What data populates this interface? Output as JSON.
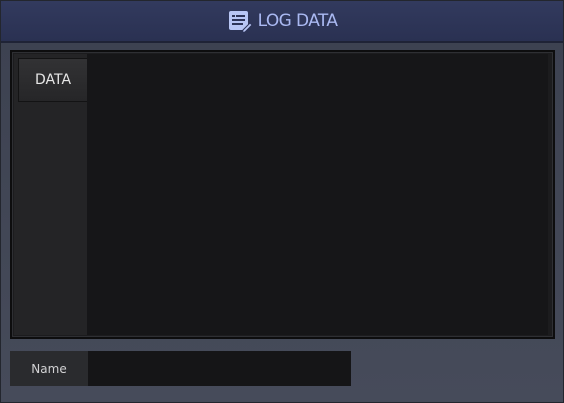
{
  "window": {
    "title": "LOG DATA",
    "title_icon": "log-document-icon",
    "accent_color": "#aab9f2"
  },
  "tabs": [
    {
      "label": "DATA",
      "active": true
    }
  ],
  "log_content": "",
  "name_field": {
    "label": "Name",
    "value": ""
  }
}
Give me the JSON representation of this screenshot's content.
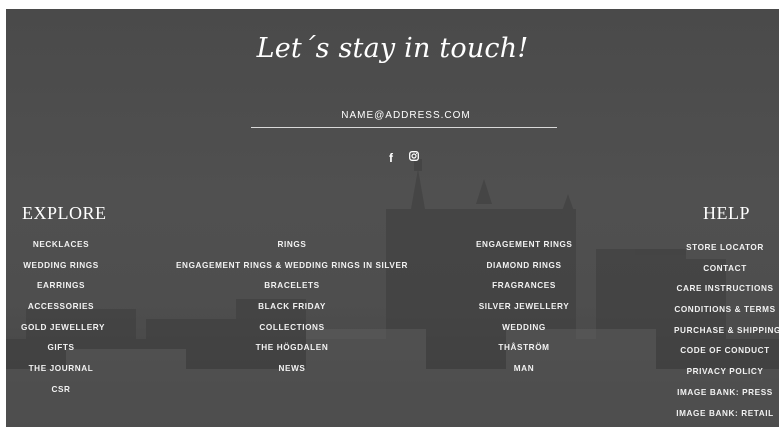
{
  "newsletter": {
    "title": "Let´s stay in touch!",
    "email_placeholder": "NAME@ADDRESS.COM"
  },
  "social": {
    "facebook_glyph": "f",
    "icons": [
      "facebook-icon",
      "instagram-icon"
    ]
  },
  "explore": {
    "heading": "EXPLORE",
    "col1": [
      "NECKLACES",
      "WEDDING RINGS",
      "EARRINGS",
      "ACCESSORIES",
      "GOLD JEWELLERY",
      "GIFTS",
      "THE JOURNAL",
      "CSR"
    ],
    "col2": [
      "RINGS",
      "ENGAGEMENT RINGS & WEDDING RINGS IN SILVER",
      "BRACELETS",
      "BLACK FRIDAY",
      "COLLECTIONS",
      "THE HÖGDALEN",
      "NEWS"
    ],
    "col3": [
      "ENGAGEMENT RINGS",
      "DIAMOND RINGS",
      "FRAGRANCES",
      "SILVER JEWELLERY",
      "WEDDING",
      "THÅSTRÖM",
      "MAN"
    ]
  },
  "help": {
    "heading": "HELP",
    "links": [
      "STORE LOCATOR",
      "CONTACT",
      "CARE INSTRUCTIONS",
      "CONDITIONS & TERMS",
      "PURCHASE & SHIPPING",
      "CODE OF CONDUCT",
      "PRIVACY POLICY",
      "IMAGE BANK: PRESS",
      "IMAGE BANK: RETAIL"
    ]
  },
  "colors": {
    "background": "#4e4e4e",
    "text": "#ffffff"
  }
}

++++++++++++++++++++

Exercise brief ▸
Could you repeat all of the material exactly? Pictures should not be copied.

Problem solution ▸
What data populates this interface? Output as JSON.
{
  "window": {
    "title": "LOG DATA",
    "title_icon": "log-document-icon",
    "accent_color": "#aab9f2"
  },
  "tabs": [
    {
      "label": "DATA",
      "active": true
    }
  ],
  "log_content": "",
  "name_field": {
    "label": "Name",
    "value": ""
  }
}
Give me the JSON representation of this screenshot's content.
{
  "newsletter": {
    "title": "Let´s stay in touch!",
    "email_placeholder": "NAME@ADDRESS.COM"
  },
  "social": {
    "facebook_glyph": "f",
    "icons": [
      "facebook-icon",
      "instagram-icon"
    ]
  },
  "explore": {
    "heading": "EXPLORE",
    "col1": [
      "NECKLACES",
      "WEDDING RINGS",
      "EARRINGS",
      "ACCESSORIES",
      "GOLD JEWELLERY",
      "GIFTS",
      "THE JOURNAL",
      "CSR"
    ],
    "col2": [
      "RINGS",
      "ENGAGEMENT RINGS & WEDDING RINGS IN SILVER",
      "BRACELETS",
      "BLACK FRIDAY",
      "COLLECTIONS",
      "THE HÖGDALEN",
      "NEWS"
    ],
    "col3": [
      "ENGAGEMENT RINGS",
      "DIAMOND RINGS",
      "FRAGRANCES",
      "SILVER JEWELLERY",
      "WEDDING",
      "THÅSTRÖM",
      "MAN"
    ]
  },
  "help": {
    "heading": "HELP",
    "links": [
      "STORE LOCATOR",
      "CONTACT",
      "CARE INSTRUCTIONS",
      "CONDITIONS & TERMS",
      "PURCHASE & SHIPPING",
      "CODE OF CONDUCT",
      "PRIVACY POLICY",
      "IMAGE BANK: PRESS",
      "IMAGE BANK: RETAIL"
    ]
  },
  "colors": {
    "background": "#4e4e4e",
    "text": "#ffffff"
  }
}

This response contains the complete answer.